** begin **

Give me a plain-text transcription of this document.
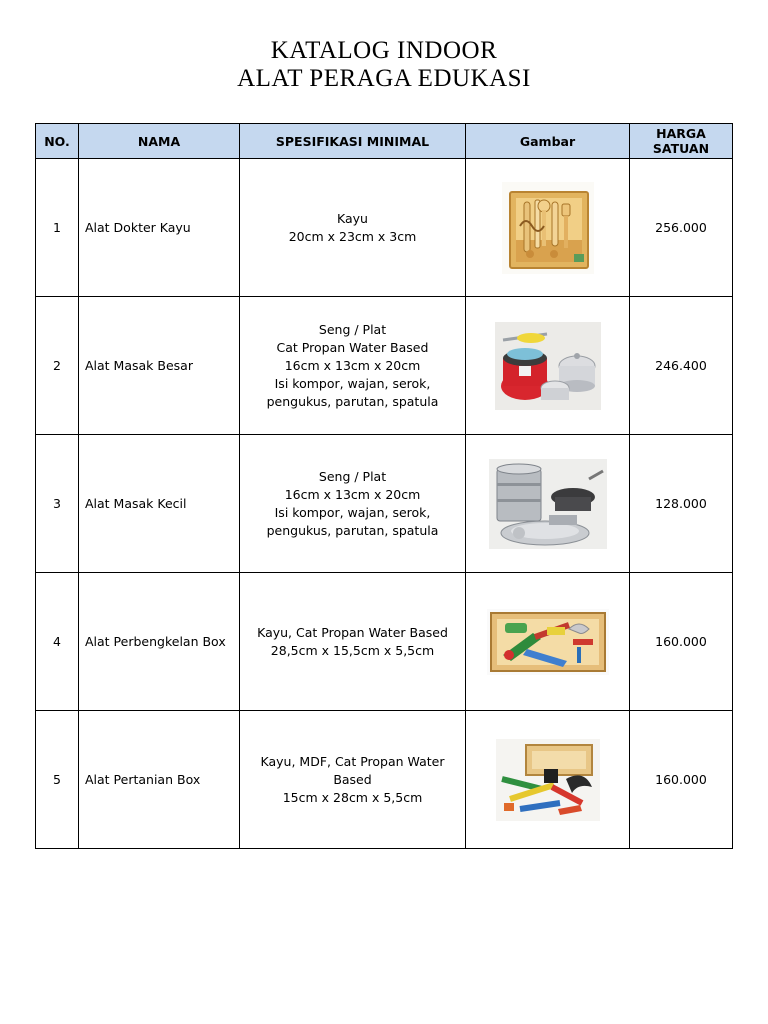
KATALOG INDOOR
ALAT PERAGA EDUKASI
NO.	NAMA	SPESIFIKASI MINIMAL	Gambar	HARGA
SATUAN
1	Alat Dokter Kayu	Kayu
20cm x 23cm x 3cm		256.000
2	Alat Masak Besar	Seng / Plat
Cat Propan Water Based
16cm x 13cm x 20cm
Isi kompor, wajan, serok,
pengukus, parutan, spatula		246.400
3	Alat Masak Kecil	Seng / Plat
16cm x 13cm x 20cm
Isi kompor, wajan, serok,
pengukus, parutan, spatula		128.000
4	Alat Perbengkelan Box	Kayu, Cat Propan Water Based
28,5cm x 15,5cm x 5,5cm		160.000
5	Alat Pertanian Box	Kayu, MDF, Cat Propan Water
Based
15cm x 28cm x 5,5cm		160.000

** end **

__DIRECTIONS FOR THIS TASK__. Images must not appear in the copy; reproduce everything else in the records verbatim.

__OUTPUT FOR THIS TASK__.
Give me a plain-text transcription of this document.
KATALOG INDOOR
ALAT PERAGA EDUKASI
NO.	NAMA	SPESIFIKASI MINIMAL	Gambar	HARGA
SATUAN
1	Alat Dokter Kayu	Kayu
20cm x 23cm x 3cm		256.000
2	Alat Masak Besar	Seng / Plat
Cat Propan Water Based
16cm x 13cm x 20cm
Isi kompor, wajan, serok,
pengukus, parutan, spatula		246.400
3	Alat Masak Kecil	Seng / Plat
16cm x 13cm x 20cm
Isi kompor, wajan, serok,
pengukus, parutan, spatula		128.000
4	Alat Perbengkelan Box	Kayu, Cat Propan Water Based
28,5cm x 15,5cm x 5,5cm		160.000
5	Alat Pertanian Box	Kayu, MDF, Cat Propan Water
Based
15cm x 28cm x 5,5cm		160.000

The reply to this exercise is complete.